**** Source data

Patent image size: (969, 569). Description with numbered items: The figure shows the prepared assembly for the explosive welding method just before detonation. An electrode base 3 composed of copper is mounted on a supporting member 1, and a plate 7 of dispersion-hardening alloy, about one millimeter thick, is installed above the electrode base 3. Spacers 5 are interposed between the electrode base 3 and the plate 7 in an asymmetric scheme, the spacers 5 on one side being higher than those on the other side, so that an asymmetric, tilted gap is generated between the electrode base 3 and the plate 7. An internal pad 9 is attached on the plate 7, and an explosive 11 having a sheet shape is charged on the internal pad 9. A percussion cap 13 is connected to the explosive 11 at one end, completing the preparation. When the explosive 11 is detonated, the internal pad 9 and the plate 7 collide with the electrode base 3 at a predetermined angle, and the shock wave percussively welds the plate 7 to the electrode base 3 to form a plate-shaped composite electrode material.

********
**** Source data

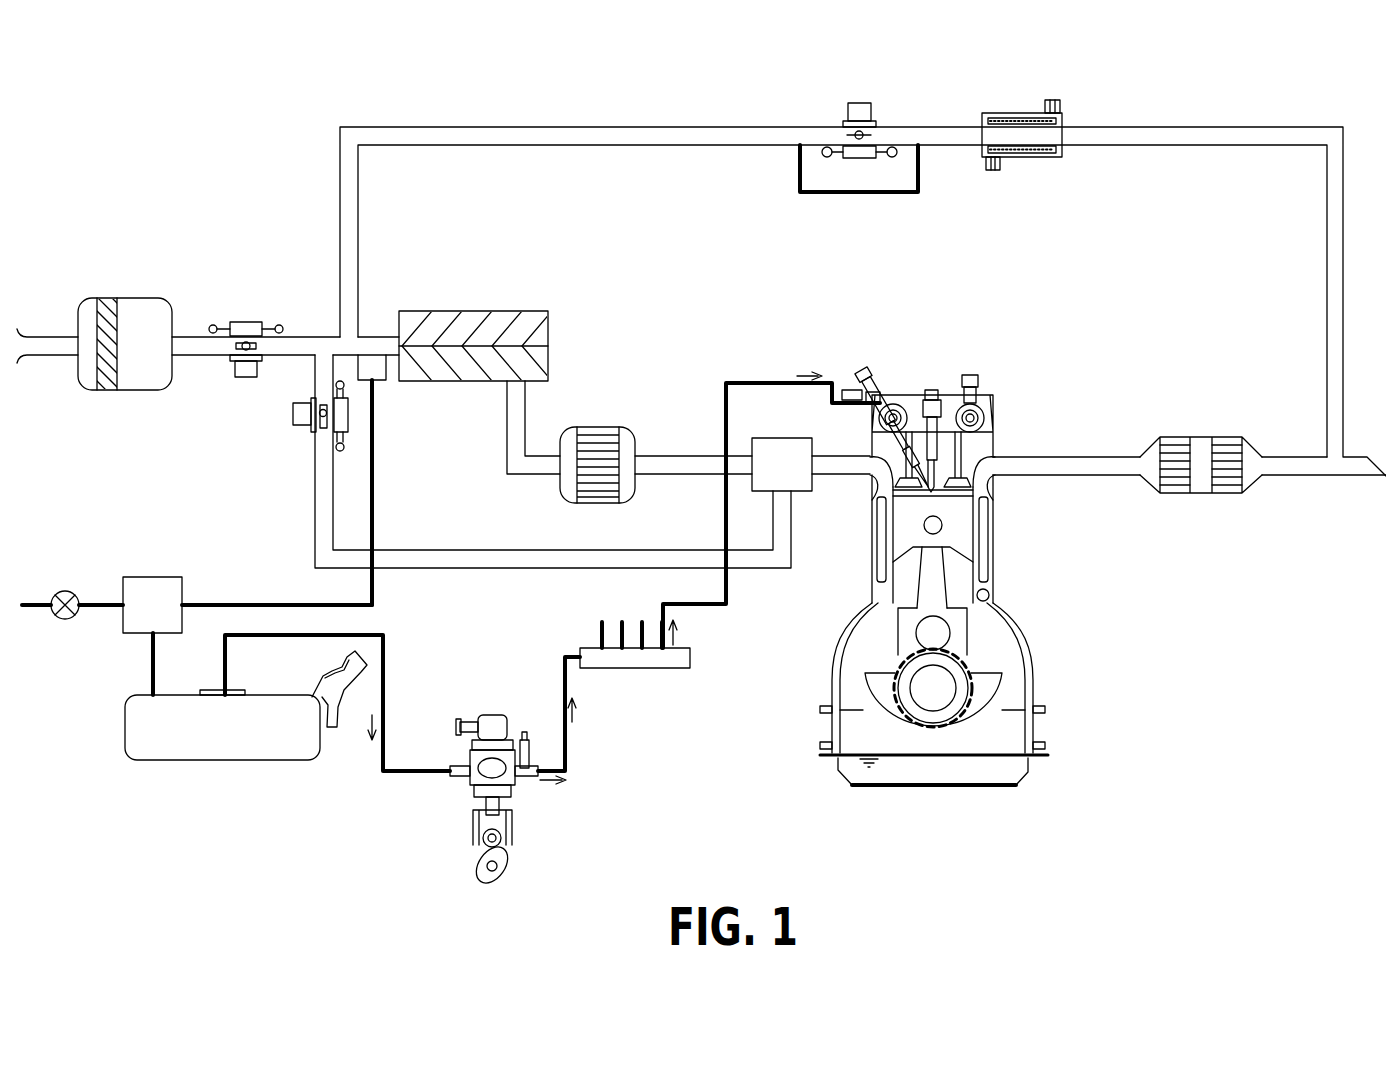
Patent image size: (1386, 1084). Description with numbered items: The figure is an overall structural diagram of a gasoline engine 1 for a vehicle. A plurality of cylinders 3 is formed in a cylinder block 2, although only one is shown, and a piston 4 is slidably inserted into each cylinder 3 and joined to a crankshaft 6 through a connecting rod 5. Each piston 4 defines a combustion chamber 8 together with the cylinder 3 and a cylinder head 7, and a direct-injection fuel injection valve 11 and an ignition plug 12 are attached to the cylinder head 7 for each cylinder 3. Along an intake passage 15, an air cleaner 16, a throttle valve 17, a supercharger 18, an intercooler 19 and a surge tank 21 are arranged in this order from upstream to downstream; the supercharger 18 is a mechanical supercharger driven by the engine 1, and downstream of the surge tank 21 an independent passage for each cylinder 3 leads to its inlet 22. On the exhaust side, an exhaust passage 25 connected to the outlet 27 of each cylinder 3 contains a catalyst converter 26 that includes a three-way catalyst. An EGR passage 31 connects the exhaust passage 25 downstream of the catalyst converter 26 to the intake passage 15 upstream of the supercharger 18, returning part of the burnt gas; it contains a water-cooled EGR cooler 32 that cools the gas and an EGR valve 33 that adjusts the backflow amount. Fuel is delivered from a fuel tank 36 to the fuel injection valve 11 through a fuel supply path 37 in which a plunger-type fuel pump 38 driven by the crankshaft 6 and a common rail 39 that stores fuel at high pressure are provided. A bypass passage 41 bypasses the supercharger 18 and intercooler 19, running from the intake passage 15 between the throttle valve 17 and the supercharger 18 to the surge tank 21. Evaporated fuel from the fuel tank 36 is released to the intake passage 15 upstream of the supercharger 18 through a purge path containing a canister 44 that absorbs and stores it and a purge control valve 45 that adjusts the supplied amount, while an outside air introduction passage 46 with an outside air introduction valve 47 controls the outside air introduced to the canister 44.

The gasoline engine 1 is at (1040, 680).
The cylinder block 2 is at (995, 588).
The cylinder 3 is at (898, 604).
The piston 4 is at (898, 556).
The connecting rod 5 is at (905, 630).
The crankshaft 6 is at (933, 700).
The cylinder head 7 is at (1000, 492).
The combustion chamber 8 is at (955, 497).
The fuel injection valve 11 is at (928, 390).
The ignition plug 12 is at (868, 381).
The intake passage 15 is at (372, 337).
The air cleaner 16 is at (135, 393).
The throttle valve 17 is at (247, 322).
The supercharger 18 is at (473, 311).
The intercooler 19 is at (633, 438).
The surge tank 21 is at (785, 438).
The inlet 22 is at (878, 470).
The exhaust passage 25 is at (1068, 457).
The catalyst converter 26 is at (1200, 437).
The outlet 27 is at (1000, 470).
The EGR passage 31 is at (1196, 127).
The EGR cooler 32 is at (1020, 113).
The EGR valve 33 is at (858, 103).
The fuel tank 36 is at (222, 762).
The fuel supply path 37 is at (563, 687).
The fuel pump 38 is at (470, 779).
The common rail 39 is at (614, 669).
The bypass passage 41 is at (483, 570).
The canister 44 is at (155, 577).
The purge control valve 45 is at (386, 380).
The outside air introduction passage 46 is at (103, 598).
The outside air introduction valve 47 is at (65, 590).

********

Pull out each line of the data above that contains the string "base". Case counts.

Patent image size: (969, 569). Description with numbered items: The figure shows the prepared assembly for the explosive welding method just before detonation. An electrode base 3 composed of copper is mounted on a supporting member 1, and a plate 7 of dispersion-hardening alloy, about one millimeter thick, is installed above the electrode base 3. Spacers 5 are interposed between the electrode base 3 and the plate 7 in an asymmetric scheme, the spacers 5 on one side being higher than those on the other side, so that an asymmetric, tilted gap is generated between the electrode base 3 and the plate 7. An internal pad 9 is attached on the plate 7, and an explosive 11 having a sheet shape is charged on the internal pad 9. A percussion cap 13 is connected to the explosive 11 at one end, completing the preparation. When the explosive 11 is detonated, the internal pad 9 and the plate 7 collide with the electrode base 3 at a predetermined angle, and the shock wave percussively welds the plate 7 to the electrode base 3 to form a plate-shaped composite electrode material.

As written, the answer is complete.